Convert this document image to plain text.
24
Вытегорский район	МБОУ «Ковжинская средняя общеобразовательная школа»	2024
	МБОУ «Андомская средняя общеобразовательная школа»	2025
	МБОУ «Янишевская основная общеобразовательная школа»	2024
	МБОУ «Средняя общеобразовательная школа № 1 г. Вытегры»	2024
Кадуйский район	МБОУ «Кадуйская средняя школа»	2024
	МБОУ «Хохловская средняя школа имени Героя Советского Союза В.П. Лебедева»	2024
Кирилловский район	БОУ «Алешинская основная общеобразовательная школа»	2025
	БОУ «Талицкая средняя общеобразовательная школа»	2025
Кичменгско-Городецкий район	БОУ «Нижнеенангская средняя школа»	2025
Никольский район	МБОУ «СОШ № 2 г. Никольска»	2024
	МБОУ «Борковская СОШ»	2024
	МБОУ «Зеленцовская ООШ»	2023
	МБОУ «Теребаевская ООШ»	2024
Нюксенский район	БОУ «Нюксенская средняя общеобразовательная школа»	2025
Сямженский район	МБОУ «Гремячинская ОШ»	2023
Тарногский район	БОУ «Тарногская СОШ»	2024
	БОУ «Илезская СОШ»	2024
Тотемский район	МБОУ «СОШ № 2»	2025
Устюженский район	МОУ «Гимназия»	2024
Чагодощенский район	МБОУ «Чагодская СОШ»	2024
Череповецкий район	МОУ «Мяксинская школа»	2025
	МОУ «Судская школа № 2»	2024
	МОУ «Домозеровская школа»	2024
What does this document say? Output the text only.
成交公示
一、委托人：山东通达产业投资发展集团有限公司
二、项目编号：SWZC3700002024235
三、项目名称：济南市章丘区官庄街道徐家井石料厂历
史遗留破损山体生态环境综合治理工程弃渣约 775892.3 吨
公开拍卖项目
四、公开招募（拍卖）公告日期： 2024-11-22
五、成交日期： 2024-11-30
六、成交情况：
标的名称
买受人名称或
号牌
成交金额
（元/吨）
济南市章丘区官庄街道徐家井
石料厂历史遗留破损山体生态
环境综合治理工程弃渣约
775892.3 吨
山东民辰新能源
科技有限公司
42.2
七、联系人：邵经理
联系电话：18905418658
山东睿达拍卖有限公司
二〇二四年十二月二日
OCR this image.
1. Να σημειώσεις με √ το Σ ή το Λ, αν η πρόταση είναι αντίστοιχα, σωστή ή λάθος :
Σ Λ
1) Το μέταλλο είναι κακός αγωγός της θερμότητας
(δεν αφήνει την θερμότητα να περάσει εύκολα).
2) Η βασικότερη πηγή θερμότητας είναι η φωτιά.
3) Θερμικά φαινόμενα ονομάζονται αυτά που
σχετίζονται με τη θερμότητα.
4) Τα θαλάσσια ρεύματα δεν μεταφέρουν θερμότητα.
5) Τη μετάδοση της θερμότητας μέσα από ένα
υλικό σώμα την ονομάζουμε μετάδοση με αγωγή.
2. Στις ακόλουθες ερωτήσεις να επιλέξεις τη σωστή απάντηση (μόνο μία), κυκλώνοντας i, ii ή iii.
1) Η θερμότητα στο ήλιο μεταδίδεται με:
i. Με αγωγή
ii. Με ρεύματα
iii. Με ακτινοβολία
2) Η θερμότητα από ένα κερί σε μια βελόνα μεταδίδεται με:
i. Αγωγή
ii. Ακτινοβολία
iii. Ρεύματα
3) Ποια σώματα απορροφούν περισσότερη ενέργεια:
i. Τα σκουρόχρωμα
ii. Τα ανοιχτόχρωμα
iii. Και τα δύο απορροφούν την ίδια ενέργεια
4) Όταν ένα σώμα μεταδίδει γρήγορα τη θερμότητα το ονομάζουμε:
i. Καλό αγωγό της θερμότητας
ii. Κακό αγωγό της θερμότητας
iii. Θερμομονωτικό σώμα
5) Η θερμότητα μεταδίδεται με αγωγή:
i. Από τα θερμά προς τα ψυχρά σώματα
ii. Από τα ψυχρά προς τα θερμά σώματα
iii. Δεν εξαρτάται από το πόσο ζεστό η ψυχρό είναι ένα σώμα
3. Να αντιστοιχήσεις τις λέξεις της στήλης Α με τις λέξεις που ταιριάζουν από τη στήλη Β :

________________________

## Requirement
Which lines in the listing above hold the word "σωστή"? Show each of them.

## Answer to this exercise
1. Να σημειώσεις με √ το Σ ή το Λ, αν η πρόταση είναι αντίστοιχα, σωστή ή λάθος :
2. Στις ακόλουθες ερωτήσεις να επιλέξεις τη σωστή απάντηση (μόνο μία), κυκλώνοντας i, ii ή iii.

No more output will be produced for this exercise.